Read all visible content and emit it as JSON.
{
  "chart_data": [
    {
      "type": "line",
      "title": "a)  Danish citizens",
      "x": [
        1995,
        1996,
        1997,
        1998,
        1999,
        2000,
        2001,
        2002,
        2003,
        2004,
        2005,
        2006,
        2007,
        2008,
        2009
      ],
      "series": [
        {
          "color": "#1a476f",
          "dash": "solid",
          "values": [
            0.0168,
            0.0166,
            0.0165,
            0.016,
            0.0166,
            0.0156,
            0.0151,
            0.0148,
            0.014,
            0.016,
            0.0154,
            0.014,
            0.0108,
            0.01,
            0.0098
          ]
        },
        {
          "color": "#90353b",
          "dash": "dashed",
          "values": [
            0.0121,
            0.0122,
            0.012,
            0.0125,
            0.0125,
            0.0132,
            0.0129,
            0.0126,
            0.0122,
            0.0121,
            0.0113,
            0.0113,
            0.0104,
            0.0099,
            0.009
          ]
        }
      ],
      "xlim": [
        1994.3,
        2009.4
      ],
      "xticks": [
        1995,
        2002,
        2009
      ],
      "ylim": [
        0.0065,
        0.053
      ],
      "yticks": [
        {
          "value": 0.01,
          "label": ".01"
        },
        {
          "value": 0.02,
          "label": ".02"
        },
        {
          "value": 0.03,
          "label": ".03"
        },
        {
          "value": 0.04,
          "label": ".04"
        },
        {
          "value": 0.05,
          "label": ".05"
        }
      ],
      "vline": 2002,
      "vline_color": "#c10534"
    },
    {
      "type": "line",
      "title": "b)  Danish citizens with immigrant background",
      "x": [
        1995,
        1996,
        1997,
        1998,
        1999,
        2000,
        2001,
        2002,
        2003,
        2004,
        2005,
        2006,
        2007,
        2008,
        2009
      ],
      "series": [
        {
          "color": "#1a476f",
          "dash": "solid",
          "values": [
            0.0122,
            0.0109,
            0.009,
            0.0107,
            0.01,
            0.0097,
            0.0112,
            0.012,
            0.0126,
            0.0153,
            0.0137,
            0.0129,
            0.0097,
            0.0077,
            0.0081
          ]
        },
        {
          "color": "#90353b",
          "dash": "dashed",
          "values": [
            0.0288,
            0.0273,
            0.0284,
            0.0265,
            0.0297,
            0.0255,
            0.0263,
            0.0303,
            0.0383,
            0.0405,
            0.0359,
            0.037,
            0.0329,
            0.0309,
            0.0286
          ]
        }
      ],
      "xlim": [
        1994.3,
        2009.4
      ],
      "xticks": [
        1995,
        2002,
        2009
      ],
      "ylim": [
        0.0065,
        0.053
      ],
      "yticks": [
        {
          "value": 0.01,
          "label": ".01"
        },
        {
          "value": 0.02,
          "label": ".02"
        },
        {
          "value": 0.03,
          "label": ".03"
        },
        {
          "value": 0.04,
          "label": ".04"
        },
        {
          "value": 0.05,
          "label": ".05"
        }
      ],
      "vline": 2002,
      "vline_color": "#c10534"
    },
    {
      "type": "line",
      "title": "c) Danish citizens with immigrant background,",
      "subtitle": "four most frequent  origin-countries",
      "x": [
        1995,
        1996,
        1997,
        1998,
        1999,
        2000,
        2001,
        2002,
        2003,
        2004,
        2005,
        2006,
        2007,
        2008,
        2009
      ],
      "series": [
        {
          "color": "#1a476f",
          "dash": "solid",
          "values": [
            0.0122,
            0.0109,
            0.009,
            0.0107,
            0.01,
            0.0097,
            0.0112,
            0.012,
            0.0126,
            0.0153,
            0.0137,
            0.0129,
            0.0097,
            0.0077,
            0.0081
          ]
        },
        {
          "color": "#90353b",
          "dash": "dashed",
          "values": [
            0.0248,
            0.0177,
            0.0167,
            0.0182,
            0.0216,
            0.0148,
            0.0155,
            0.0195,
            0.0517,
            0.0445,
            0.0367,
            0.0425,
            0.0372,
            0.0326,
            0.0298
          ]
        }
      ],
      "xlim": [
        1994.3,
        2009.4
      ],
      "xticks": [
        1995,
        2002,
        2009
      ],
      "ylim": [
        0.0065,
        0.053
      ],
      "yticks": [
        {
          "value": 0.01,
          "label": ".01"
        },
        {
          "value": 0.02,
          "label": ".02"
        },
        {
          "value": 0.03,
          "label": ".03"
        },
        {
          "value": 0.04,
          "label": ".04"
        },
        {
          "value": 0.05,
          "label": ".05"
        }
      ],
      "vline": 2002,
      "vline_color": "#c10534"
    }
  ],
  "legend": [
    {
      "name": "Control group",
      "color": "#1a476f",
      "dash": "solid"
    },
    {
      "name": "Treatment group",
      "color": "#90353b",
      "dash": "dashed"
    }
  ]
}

_ _ _ _

* [REQUEST]: Write out the material from the first line to the last, exactly.

* [SOLUTION BELOW]:
Read all visible content and emit it as JSON.
{
  "chart_data": [
    {
      "type": "line",
      "title": "a)  Danish citizens",
      "x": [
        1995,
        1996,
        1997,
        1998,
        1999,
        2000,
        2001,
        2002,
        2003,
        2004,
        2005,
        2006,
        2007,
        2008,
        2009
      ],
      "series": [
        {
          "color": "#1a476f",
          "dash": "solid",
          "values": [
            0.0168,
            0.0166,
            0.0165,
            0.016,
            0.0166,
            0.0156,
            0.0151,
            0.0148,
            0.014,
            0.016,
            0.0154,
            0.014,
            0.0108,
            0.01,
            0.0098
          ]
        },
        {
          "color": "#90353b",
          "dash": "dashed",
          "values": [
            0.0121,
            0.0122,
            0.012,
            0.0125,
            0.0125,
            0.0132,
            0.0129,
            0.0126,
            0.0122,
            0.0121,
            0.0113,
            0.0113,
            0.0104,
            0.0099,
            0.009
          ]
        }
      ],
      "xlim": [
        1994.3,
        2009.4
      ],
      "xticks": [
        1995,
        2002,
        2009
      ],
      "ylim": [
        0.0065,
        0.053
      ],
      "yticks": [
        {
          "value": 0.01,
          "label": ".01"
        },
        {
          "value": 0.02,
          "label": ".02"
        },
        {
          "value": 0.03,
          "label": ".03"
        },
        {
          "value": 0.04,
          "label": ".04"
        },
        {
          "value": 0.05,
          "label": ".05"
        }
      ],
      "vline": 2002,
      "vline_color": "#c10534"
    },
    {
      "type": "line",
      "title": "b)  Danish citizens with immigrant background",
      "x": [
        1995,
        1996,
        1997,
        1998,
        1999,
        2000,
        2001,
        2002,
        2003,
        2004,
        2005,
        2006,
        2007,
        2008,
        2009
      ],
      "series": [
        {
          "color": "#1a476f",
          "dash": "solid",
          "values": [
            0.0122,
            0.0109,
            0.009,
            0.0107,
            0.01,
            0.0097,
            0.0112,
            0.012,
            0.0126,
            0.0153,
            0.0137,
            0.0129,
            0.0097,
            0.0077,
            0.0081
          ]
        },
        {
          "color": "#90353b",
          "dash": "dashed",
          "values": [
            0.0288,
            0.0273,
            0.0284,
            0.0265,
            0.0297,
            0.0255,
            0.0263,
            0.0303,
            0.0383,
            0.0405,
            0.0359,
            0.037,
            0.0329,
            0.0309,
            0.0286
          ]
        }
      ],
      "xlim": [
        1994.3,
        2009.4
      ],
      "xticks": [
        1995,
        2002,
        2009
      ],
      "ylim": [
        0.0065,
        0.053
      ],
      "yticks": [
        {
          "value": 0.01,
          "label": ".01"
        },
        {
          "value": 0.02,
          "label": ".02"
        },
        {
          "value": 0.03,
          "label": ".03"
        },
        {
          "value": 0.04,
          "label": ".04"
        },
        {
          "value": 0.05,
          "label": ".05"
        }
      ],
      "vline": 2002,
      "vline_color": "#c10534"
    },
    {
      "type": "line",
      "title": "c) Danish citizens with immigrant background,",
      "subtitle": "four most frequent  origin-countries",
      "x": [
        1995,
        1996,
        1997,
        1998,
        1999,
        2000,
        2001,
        2002,
        2003,
        2004,
        2005,
        2006,
        2007,
        2008,
        2009
      ],
      "series": [
        {
          "color": "#1a476f",
          "dash": "solid",
          "values": [
            0.0122,
            0.0109,
            0.009,
            0.0107,
            0.01,
            0.0097,
            0.0112,
            0.012,
            0.0126,
            0.0153,
            0.0137,
            0.0129,
            0.0097,
            0.0077,
            0.0081
          ]
        },
        {
          "color": "#90353b",
          "dash": "dashed",
          "values": [
            0.0248,
            0.0177,
            0.0167,
            0.0182,
            0.0216,
            0.0148,
            0.0155,
            0.0195,
            0.0517,
            0.0445,
            0.0367,
            0.0425,
            0.0372,
            0.0326,
            0.0298
          ]
        }
      ],
      "xlim": [
        1994.3,
        2009.4
      ],
      "xticks": [
        1995,
        2002,
        2009
      ],
      "ylim": [
        0.0065,
        0.053
      ],
      "yticks": [
        {
          "value": 0.01,
          "label": ".01"
        },
        {
          "value": 0.02,
          "label": ".02"
        },
        {
          "value": 0.03,
          "label": ".03"
        },
        {
          "value": 0.04,
          "label": ".04"
        },
        {
          "value": 0.05,
          "label": ".05"
        }
      ],
      "vline": 2002,
      "vline_color": "#c10534"
    }
  ],
  "legend": [
    {
      "name": "Control group",
      "color": "#1a476f",
      "dash": "solid"
    },
    {
      "name": "Treatment group",
      "color": "#90353b",
      "dash": "dashed"
    }
  ]
}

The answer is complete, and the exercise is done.